Go through the material and pull out every line with the string "subtitle" in it.

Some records
---+---
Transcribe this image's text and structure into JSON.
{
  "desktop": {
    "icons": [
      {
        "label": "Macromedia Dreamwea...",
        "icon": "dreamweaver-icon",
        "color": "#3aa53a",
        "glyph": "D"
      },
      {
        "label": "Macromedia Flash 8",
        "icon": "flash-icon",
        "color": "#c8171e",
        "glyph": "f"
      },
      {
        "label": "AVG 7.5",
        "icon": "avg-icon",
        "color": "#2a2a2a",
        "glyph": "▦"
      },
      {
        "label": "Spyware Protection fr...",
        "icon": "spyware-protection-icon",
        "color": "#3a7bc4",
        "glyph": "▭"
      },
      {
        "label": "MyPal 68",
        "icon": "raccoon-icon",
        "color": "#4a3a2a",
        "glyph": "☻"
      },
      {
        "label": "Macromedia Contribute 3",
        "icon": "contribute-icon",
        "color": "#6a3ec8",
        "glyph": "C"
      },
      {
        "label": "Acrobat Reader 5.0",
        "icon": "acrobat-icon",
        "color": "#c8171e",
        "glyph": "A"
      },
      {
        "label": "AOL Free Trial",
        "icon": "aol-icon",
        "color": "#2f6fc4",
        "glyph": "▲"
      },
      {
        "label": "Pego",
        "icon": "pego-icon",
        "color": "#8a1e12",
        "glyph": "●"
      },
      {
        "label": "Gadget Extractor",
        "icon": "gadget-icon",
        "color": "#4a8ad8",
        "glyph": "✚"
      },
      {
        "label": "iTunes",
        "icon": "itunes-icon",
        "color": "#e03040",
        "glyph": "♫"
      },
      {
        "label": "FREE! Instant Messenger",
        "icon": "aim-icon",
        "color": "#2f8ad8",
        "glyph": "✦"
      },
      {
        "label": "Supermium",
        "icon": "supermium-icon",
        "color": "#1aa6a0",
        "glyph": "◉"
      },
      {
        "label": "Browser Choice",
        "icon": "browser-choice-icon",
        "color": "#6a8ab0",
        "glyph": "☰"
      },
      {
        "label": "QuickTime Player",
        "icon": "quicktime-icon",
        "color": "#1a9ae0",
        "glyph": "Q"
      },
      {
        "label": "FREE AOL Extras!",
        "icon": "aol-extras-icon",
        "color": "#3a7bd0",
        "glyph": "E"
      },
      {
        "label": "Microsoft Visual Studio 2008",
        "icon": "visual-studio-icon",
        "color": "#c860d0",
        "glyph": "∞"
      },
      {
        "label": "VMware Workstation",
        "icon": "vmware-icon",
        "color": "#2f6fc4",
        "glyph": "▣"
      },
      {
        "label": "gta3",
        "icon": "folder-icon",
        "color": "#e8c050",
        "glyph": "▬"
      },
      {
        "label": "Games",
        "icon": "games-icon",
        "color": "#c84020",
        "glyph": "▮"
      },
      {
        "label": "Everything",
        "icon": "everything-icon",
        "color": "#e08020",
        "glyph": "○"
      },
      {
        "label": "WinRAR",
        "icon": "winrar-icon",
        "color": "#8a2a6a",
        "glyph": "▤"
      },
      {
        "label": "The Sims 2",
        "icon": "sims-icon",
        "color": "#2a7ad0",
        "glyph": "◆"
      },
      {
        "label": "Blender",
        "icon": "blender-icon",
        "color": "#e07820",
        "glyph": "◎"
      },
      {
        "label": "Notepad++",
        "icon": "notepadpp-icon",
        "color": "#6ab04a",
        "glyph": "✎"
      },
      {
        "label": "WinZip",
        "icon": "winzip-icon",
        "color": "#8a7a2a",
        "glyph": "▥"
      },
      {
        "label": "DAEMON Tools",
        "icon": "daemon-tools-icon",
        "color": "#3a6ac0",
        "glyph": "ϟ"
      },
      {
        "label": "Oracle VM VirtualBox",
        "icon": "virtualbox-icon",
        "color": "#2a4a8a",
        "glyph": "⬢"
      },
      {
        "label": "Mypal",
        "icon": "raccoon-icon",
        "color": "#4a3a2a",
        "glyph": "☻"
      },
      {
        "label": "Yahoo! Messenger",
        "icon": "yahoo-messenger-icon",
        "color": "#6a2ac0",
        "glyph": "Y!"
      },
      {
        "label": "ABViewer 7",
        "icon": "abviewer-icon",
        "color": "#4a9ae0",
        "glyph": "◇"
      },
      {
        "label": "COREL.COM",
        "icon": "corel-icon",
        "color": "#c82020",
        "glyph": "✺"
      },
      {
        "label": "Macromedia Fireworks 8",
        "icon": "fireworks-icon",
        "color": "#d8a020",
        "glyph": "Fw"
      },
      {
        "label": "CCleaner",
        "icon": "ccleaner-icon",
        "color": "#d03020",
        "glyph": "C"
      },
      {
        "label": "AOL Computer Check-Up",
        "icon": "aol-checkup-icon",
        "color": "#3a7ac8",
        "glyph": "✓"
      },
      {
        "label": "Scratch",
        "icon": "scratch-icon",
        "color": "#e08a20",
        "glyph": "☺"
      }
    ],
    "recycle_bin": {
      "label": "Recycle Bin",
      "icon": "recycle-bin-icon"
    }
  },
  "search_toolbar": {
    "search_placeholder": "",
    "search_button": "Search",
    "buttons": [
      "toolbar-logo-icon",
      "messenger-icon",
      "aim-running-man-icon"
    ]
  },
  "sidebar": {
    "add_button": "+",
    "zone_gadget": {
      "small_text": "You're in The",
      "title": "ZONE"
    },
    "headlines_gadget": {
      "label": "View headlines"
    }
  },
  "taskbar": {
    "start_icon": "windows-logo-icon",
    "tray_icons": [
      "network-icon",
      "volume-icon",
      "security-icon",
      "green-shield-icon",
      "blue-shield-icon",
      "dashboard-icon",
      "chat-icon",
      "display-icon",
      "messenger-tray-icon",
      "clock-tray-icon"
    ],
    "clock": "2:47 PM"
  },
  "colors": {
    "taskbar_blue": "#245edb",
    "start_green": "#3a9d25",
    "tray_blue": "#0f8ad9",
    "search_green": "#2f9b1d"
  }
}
---+---
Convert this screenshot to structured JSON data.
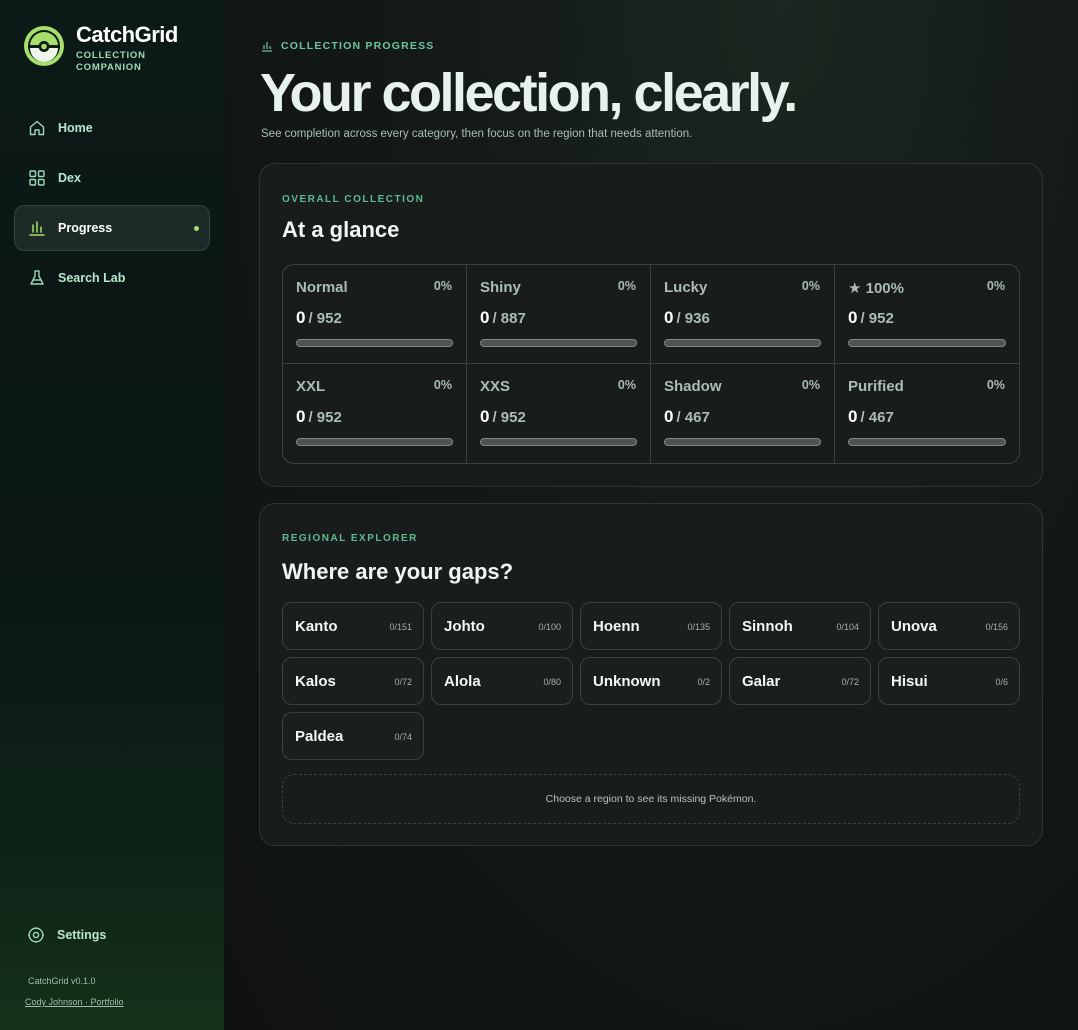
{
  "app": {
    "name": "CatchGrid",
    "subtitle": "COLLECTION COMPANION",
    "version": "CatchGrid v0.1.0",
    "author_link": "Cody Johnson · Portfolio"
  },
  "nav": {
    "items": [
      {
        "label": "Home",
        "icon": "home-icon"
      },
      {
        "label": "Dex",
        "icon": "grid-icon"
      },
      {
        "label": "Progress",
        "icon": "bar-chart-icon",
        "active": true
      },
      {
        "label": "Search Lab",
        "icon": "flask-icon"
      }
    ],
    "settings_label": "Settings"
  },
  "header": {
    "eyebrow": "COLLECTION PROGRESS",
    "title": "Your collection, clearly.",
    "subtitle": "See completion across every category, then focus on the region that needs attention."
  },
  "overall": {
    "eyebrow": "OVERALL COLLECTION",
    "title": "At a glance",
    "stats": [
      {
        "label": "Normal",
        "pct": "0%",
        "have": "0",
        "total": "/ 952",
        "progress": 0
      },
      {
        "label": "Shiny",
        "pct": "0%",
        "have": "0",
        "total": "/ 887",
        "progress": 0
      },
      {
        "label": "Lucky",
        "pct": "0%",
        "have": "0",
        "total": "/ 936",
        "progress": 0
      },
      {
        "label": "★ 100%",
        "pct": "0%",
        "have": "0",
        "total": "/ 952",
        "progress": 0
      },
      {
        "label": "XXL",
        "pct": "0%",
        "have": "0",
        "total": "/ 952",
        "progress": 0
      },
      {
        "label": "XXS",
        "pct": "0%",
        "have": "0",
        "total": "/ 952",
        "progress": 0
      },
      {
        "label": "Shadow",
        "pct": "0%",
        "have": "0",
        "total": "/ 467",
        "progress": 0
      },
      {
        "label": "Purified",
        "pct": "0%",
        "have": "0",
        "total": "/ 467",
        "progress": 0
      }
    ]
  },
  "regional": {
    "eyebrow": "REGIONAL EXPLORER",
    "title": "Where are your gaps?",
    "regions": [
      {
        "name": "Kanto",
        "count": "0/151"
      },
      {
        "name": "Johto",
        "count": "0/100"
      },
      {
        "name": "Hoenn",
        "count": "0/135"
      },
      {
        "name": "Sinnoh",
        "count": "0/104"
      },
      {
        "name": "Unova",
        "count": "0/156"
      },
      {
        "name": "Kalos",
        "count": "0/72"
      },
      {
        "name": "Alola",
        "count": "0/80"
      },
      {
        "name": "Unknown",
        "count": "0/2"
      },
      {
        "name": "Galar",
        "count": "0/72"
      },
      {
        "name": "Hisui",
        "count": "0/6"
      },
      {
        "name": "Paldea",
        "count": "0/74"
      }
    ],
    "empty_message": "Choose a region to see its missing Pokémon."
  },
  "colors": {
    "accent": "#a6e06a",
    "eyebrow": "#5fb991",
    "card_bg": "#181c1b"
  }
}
---+---
- Correct output -
    "subtitle": "COLLECTION COMPANION",
    "subtitle": "See completion across every category, then focus on the region that needs attention."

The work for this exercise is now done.